____ EXTRACTED ENTRIES

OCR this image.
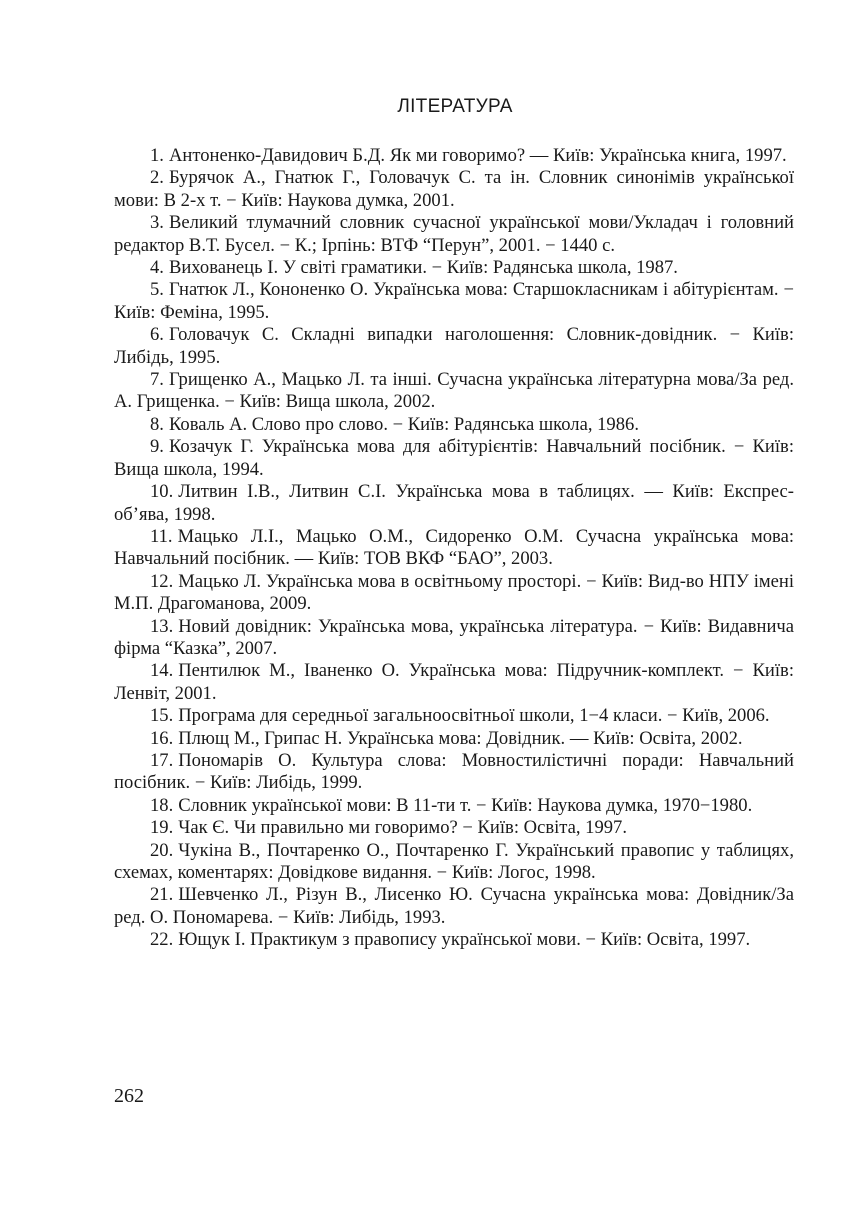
ЛІТЕРАТУРА
1. Антоненко-Давидович Б.Д. Як ми говоримо? — Київ: Українська книга, 1997.
2. Бурячок А., Гнатюк Г., Головачук С. та ін. Словник синонімів української мови: В 2-х т. − Київ: Наукова думка, 2001.
3. Великий тлумачний словник сучасної української мови/Укладач і головний редактор В.Т. Бусел. − К.; Ірпінь: ВТФ “Перун”, 2001. − 1440 с.
4. Вихованець І. У світі граматики. − Київ: Радянська школа, 1987.
5. Гнатюк Л., Кононенко О. Українська мова: Старшокласникам і абітурієнтам. − Київ: Феміна, 1995.
6. Головачук С. Складні випадки наголошення: Словник-довідник. − Київ: Либідь, 1995.
7. Грищенко А., Мацько Л. та інші. Сучасна українська літературна мова/За ред. А. Грищенка. − Київ: Вища школа, 2002.
8. Коваль А. Слово про слово. − Київ: Радянська школа, 1986.
9. Козачук Г. Українська мова для абітурієнтів: Навчальний посібник. − Київ: Вища школа, 1994.
10. Литвин І.В., Литвин С.І. Українська мова в таблицях. — Київ: Експрес-об’ява, 1998.
11. Мацько Л.І., Мацько О.М., Сидоренко О.М. Сучасна українська мова: Навчальний посібник. — Київ: ТОВ ВКФ “БАО”, 2003.
12. Мацько Л. Українська мова в освітньому просторі. − Київ: Вид-во НПУ імені М.П. Драгоманова, 2009.
13. Новий довідник: Українська мова, українська література. − Київ: Видавнича фірма “Казка”, 2007.
14. Пентилюк М., Іваненко О. Українська мова: Підручник-комплект. − Київ: Ленвіт, 2001.
15. Програма для середньої загальноосвітньої школи, 1−4 класи. − Київ, 2006.
16. Плющ М., Грипас Н. Українська мова: Довідник. — Київ: Освіта, 2002.
17. Пономарів О. Культура слова: Мовностилістичні поради: Навчальний посібник. − Київ: Либідь, 1999.
18. Словник української мови: В 11-ти т. − Київ: Наукова думка, 1970−1980.
19. Чак Є. Чи правильно ми говоримо? − Київ: Освіта, 1997.
20. Чукіна В., Почтаренко О., Почтаренко Г. Український правопис у таблицях, схемах, коментарях: Довідкове видання. − Київ: Логос, 1998.
21. Шевченко Л., Різун В., Лисенко Ю. Сучасна українська мова: Довідник/За ред. О. Пономарева. − Київ: Либідь, 1993.
22. Ющук І. Практикум з правопису української мови. − Київ: Освіта, 1997.

262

________

EXERCISE PROMPT - Reproduce the material above in full, exactly, with no images.

ANSWER -
OCR this image.
ЛІТЕРАТУРА
1. Антоненко-Давидович Б.Д. Як ми говоримо? — Київ: Українська книга, 1997.
2. Бурячок А., Гнатюк Г., Головачук С. та ін. Словник синонімів української мови: В 2-х т. − Київ: Наукова думка, 2001.
3. Великий тлумачний словник сучасної української мови/Укладач і головний редактор В.Т. Бусел. − К.; Ірпінь: ВТФ “Перун”, 2001. − 1440 с.
4. Вихованець І. У світі граматики. − Київ: Радянська школа, 1987.
5. Гнатюк Л., Кононенко О. Українська мова: Старшокласникам і абітурієнтам. − Київ: Феміна, 1995.
6. Головачук С. Складні випадки наголошення: Словник-довідник. − Київ: Либідь, 1995.
7. Грищенко А., Мацько Л. та інші. Сучасна українська літературна мова/За ред. А. Грищенка. − Київ: Вища школа, 2002.
8. Коваль А. Слово про слово. − Київ: Радянська школа, 1986.
9. Козачук Г. Українська мова для абітурієнтів: Навчальний посібник. − Київ: Вища школа, 1994.
10. Литвин І.В., Литвин С.І. Українська мова в таблицях. — Київ: Експрес-об’ява, 1998.
11. Мацько Л.І., Мацько О.М., Сидоренко О.М. Сучасна українська мова: Навчальний посібник. — Київ: ТОВ ВКФ “БАО”, 2003.
12. Мацько Л. Українська мова в освітньому просторі. − Київ: Вид-во НПУ імені М.П. Драгоманова, 2009.
13. Новий довідник: Українська мова, українська література. − Київ: Видавнича фірма “Казка”, 2007.
14. Пентилюк М., Іваненко О. Українська мова: Підручник-комплект. − Київ: Ленвіт, 2001.
15. Програма для середньої загальноосвітньої школи, 1−4 класи. − Київ, 2006.
16. Плющ М., Грипас Н. Українська мова: Довідник. — Київ: Освіта, 2002.
17. Пономарів О. Культура слова: Мовностилістичні поради: Навчальний посібник. − Київ: Либідь, 1999.
18. Словник української мови: В 11-ти т. − Київ: Наукова думка, 1970−1980.
19. Чак Є. Чи правильно ми говоримо? − Київ: Освіта, 1997.
20. Чукіна В., Почтаренко О., Почтаренко Г. Український правопис у таблицях, схемах, коментарях: Довідкове видання. − Київ: Логос, 1998.
21. Шевченко Л., Різун В., Лисенко Ю. Сучасна українська мова: Довідник/За ред. О. Пономарева. − Київ: Либідь, 1993.
22. Ющук І. Практикум з правопису української мови. − Київ: Освіта, 1997.

262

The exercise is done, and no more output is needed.